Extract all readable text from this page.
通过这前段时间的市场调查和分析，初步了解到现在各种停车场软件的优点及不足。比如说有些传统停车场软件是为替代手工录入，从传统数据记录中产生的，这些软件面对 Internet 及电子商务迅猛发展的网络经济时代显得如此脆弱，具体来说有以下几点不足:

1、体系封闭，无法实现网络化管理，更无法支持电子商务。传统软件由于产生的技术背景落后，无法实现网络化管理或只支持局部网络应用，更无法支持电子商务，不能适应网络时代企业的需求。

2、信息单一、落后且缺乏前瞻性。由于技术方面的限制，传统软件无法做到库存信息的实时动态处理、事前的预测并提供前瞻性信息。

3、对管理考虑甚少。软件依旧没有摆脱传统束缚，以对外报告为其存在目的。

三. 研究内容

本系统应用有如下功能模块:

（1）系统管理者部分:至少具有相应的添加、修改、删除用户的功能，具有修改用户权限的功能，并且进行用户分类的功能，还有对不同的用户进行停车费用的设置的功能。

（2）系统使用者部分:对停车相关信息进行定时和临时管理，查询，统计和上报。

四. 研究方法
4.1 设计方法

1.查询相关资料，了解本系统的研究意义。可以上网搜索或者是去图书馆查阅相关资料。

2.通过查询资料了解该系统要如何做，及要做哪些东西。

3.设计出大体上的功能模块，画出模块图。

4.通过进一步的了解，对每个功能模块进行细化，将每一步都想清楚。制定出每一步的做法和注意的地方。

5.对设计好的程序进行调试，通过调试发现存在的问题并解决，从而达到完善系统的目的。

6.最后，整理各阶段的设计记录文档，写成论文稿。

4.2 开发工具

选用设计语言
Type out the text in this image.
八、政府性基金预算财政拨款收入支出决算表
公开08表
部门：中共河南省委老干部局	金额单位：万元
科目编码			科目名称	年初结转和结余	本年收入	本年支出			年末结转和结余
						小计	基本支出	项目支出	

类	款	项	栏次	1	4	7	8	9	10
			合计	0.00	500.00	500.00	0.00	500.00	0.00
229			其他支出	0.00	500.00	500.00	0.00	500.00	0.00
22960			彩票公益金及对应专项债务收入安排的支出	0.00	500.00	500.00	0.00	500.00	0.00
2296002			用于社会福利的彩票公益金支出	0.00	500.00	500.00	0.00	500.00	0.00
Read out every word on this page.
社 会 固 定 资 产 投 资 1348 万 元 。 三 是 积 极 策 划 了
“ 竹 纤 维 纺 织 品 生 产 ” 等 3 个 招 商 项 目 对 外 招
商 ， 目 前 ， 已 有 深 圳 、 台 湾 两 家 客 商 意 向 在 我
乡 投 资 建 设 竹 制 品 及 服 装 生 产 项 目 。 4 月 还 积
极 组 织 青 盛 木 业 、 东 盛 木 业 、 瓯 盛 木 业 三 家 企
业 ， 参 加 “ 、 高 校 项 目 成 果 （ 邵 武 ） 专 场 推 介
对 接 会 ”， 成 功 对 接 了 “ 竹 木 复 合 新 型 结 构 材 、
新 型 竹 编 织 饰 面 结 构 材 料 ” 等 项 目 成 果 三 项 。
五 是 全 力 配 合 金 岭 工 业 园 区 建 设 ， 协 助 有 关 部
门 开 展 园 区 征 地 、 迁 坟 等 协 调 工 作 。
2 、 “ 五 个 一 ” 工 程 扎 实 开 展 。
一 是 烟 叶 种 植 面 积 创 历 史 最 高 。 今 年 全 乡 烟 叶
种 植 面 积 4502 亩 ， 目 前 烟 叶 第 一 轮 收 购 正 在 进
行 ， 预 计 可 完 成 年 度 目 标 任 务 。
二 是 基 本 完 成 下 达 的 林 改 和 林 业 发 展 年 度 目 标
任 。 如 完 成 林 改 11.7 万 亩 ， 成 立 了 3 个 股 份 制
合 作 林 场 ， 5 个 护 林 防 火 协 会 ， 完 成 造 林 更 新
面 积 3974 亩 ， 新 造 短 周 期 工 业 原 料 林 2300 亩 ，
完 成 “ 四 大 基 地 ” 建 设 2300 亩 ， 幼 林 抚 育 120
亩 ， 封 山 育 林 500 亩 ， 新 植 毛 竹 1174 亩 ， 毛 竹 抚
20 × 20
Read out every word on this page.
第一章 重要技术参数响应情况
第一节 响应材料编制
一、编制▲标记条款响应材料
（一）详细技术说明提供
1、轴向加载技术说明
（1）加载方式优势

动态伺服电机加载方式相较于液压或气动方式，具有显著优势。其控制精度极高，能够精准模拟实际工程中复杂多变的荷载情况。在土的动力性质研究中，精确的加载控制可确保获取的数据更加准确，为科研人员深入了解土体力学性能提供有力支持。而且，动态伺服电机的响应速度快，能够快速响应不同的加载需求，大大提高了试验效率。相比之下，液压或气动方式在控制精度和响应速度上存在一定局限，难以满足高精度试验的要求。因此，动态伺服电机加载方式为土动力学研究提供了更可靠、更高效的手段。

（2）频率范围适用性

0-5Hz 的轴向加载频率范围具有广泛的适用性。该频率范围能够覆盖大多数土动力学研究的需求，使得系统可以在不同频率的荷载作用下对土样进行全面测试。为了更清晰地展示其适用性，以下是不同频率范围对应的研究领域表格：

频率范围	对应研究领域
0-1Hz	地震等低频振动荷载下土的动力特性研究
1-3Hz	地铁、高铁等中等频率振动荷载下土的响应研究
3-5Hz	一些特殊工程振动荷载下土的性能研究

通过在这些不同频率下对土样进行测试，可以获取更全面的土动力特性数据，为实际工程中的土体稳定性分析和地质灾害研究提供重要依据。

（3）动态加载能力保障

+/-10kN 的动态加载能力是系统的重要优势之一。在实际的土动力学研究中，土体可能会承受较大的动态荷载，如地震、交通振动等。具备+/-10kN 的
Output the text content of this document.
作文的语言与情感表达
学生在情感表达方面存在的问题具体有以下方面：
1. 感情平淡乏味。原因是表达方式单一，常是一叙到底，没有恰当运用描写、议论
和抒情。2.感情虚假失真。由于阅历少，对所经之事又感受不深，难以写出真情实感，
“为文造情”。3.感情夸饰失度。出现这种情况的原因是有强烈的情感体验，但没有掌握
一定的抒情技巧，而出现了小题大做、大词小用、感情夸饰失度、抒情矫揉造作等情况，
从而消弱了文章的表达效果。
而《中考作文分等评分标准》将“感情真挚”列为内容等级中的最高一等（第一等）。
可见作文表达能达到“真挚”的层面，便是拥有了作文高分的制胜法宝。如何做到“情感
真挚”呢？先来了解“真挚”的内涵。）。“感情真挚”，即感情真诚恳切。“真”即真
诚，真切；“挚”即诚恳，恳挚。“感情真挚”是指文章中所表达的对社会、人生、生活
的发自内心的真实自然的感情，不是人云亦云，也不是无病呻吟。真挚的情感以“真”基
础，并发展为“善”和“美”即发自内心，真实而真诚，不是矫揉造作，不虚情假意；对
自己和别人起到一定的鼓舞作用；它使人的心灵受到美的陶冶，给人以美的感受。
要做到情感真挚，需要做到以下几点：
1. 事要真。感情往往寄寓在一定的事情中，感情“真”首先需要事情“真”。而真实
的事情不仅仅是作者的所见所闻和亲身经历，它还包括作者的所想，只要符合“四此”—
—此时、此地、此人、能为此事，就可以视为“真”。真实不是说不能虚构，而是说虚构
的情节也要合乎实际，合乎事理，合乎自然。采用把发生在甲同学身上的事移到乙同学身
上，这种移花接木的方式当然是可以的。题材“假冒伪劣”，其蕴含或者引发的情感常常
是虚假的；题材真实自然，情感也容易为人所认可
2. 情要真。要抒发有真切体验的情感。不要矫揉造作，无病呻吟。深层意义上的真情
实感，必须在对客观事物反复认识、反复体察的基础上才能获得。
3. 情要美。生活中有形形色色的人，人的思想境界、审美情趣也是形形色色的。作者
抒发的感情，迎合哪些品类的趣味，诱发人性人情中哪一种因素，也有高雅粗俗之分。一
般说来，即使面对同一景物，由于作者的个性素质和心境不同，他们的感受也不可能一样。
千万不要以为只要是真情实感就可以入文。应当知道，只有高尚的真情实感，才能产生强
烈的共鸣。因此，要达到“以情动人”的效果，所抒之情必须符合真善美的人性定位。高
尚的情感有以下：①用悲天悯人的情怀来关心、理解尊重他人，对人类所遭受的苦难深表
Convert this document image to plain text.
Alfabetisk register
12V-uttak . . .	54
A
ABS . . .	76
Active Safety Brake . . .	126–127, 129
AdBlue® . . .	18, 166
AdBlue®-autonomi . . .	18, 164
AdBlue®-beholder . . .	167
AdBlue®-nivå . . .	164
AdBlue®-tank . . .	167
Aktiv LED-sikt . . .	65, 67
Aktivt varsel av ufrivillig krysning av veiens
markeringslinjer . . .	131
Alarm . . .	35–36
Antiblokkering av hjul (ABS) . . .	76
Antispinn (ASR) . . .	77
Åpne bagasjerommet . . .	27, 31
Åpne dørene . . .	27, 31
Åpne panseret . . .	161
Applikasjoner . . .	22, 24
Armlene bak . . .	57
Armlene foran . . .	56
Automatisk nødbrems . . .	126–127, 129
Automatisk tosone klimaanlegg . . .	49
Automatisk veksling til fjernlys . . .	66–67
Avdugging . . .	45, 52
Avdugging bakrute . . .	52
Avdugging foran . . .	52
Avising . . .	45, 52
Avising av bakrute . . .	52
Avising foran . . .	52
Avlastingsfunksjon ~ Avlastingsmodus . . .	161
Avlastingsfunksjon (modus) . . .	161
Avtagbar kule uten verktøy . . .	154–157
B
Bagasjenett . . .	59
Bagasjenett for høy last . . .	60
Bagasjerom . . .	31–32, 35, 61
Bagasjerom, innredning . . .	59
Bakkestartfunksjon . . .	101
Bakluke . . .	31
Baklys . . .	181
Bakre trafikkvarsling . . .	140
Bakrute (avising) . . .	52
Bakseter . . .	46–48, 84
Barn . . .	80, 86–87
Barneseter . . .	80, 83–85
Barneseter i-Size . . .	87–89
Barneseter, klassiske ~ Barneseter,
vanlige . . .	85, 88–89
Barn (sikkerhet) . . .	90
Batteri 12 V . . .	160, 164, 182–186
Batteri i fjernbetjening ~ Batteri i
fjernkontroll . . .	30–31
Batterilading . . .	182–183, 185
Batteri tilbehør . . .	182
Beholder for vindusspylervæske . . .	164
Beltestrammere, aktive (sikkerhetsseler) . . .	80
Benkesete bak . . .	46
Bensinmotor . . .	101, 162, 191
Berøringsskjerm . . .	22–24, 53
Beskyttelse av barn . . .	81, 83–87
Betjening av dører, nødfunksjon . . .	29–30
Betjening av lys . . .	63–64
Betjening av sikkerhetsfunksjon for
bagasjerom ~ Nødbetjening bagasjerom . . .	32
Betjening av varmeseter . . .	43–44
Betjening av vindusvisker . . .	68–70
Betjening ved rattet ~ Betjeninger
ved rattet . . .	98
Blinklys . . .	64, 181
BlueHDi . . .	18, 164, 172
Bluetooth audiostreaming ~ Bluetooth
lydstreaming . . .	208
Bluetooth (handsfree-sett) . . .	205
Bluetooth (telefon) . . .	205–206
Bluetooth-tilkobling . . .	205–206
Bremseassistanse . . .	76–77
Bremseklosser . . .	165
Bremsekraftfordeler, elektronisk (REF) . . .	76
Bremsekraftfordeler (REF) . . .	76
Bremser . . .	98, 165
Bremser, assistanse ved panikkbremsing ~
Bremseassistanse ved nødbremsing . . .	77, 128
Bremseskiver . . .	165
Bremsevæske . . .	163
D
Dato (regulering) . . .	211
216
^^^^^^^^
--- TO DO ---
Copy all lines above containing the string "rattet".

--- TASK SOLUTION ---
Betjening ved rattet ~ Betjeninger
ved rattet . . .	98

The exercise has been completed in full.